··· The input

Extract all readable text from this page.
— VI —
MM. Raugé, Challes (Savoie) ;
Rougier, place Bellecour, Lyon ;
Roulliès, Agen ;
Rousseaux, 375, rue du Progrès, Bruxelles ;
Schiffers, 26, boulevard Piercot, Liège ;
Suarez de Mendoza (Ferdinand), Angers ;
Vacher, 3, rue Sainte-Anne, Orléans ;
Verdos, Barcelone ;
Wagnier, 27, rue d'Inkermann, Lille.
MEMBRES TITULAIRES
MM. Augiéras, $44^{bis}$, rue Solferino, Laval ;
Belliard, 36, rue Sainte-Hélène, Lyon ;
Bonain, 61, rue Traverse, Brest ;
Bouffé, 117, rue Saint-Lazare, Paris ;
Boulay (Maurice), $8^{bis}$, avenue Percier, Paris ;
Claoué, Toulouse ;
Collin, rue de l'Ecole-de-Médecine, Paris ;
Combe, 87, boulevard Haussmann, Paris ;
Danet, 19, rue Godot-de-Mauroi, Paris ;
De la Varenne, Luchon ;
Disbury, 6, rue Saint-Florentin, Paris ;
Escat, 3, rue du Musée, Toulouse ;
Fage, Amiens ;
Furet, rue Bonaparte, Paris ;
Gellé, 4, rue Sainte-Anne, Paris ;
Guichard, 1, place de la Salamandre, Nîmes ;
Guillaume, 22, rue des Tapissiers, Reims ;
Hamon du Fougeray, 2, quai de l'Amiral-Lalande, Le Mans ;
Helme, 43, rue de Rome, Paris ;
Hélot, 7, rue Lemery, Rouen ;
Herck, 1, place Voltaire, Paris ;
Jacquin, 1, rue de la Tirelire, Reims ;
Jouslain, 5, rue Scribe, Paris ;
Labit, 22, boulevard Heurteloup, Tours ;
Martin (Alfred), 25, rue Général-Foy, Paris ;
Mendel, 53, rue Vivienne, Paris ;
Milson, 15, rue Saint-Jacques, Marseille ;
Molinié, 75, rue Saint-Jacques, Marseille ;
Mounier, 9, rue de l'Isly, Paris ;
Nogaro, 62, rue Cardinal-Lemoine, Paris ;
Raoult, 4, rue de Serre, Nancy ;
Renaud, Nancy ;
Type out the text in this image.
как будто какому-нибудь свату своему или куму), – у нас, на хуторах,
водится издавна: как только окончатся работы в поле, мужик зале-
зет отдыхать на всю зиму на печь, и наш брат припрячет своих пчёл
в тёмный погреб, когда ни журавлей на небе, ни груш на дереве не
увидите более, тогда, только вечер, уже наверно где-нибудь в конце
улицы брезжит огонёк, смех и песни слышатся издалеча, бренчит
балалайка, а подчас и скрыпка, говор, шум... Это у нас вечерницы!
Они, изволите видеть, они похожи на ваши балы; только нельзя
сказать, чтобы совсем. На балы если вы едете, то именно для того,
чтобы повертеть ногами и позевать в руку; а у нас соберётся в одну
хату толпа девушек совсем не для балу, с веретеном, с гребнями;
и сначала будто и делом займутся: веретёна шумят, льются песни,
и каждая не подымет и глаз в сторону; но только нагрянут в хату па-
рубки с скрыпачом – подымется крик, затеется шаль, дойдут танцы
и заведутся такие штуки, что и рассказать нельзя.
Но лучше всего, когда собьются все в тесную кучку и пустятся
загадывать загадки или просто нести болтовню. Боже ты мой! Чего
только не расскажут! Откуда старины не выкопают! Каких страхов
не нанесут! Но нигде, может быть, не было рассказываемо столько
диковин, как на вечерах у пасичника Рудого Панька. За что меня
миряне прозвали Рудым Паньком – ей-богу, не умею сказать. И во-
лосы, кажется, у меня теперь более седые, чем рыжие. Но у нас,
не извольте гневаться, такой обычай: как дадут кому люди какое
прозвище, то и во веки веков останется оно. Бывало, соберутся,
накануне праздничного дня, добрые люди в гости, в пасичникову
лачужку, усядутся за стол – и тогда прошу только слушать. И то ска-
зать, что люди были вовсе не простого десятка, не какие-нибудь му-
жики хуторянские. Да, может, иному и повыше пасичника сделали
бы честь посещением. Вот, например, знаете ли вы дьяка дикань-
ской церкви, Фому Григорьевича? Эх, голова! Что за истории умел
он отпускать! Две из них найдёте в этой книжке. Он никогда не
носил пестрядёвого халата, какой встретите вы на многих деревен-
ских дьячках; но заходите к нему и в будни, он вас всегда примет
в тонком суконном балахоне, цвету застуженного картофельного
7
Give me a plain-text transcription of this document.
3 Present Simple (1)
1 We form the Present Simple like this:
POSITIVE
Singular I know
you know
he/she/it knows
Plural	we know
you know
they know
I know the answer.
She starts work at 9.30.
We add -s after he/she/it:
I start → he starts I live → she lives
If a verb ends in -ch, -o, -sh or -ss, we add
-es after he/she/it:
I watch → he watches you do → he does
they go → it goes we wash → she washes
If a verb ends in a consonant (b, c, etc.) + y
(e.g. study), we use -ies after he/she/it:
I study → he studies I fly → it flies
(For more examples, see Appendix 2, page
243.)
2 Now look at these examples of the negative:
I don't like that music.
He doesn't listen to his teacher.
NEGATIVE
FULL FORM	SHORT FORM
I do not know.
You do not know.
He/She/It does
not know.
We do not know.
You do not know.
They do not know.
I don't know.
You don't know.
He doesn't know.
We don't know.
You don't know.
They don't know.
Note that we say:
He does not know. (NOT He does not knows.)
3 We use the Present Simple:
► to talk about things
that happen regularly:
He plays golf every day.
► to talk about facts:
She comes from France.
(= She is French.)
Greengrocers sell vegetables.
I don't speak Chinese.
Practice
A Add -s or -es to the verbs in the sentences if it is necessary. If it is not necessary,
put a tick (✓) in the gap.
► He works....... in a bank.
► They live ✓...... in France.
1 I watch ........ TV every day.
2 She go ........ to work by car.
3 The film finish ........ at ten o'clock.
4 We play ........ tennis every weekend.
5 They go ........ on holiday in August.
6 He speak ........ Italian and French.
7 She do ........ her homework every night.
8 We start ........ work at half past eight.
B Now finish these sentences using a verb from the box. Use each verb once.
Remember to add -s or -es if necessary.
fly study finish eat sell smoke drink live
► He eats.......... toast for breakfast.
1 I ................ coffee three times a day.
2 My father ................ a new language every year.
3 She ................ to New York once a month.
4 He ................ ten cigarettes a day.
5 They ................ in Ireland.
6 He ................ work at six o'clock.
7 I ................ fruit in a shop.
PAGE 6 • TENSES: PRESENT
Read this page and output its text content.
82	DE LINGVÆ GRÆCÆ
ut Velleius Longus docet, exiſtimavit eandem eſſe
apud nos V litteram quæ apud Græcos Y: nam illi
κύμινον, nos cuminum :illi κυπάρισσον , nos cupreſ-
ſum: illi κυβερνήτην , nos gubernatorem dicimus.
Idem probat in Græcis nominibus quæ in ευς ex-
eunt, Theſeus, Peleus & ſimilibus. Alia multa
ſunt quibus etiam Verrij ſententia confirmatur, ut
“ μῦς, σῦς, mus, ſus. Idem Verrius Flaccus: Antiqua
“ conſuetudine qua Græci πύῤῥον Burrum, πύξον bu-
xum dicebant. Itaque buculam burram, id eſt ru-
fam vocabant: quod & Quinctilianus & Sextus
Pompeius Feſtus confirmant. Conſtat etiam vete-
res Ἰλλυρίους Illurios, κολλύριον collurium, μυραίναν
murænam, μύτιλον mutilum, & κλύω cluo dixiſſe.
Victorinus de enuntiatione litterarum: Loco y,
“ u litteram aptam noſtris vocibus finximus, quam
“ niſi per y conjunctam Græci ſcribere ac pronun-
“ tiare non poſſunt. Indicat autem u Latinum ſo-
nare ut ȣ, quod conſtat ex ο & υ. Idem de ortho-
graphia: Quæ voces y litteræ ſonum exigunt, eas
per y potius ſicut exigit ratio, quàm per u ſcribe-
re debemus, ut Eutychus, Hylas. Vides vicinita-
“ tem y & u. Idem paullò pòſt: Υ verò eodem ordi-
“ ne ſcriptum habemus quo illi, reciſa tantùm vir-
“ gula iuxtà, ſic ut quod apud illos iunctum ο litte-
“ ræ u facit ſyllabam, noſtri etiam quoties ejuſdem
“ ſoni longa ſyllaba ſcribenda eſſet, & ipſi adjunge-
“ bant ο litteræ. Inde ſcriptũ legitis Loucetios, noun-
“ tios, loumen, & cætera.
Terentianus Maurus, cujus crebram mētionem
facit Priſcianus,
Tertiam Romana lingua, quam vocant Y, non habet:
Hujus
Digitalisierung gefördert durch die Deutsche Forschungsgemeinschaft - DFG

······

→ Problem statement
Filter for "text". Return all lines that hold it.

→ Worked solution
Extract all readable text from this page.
Type out the text in this image.
Give me a plain-text transcription of this document.
Read this page and output its text content.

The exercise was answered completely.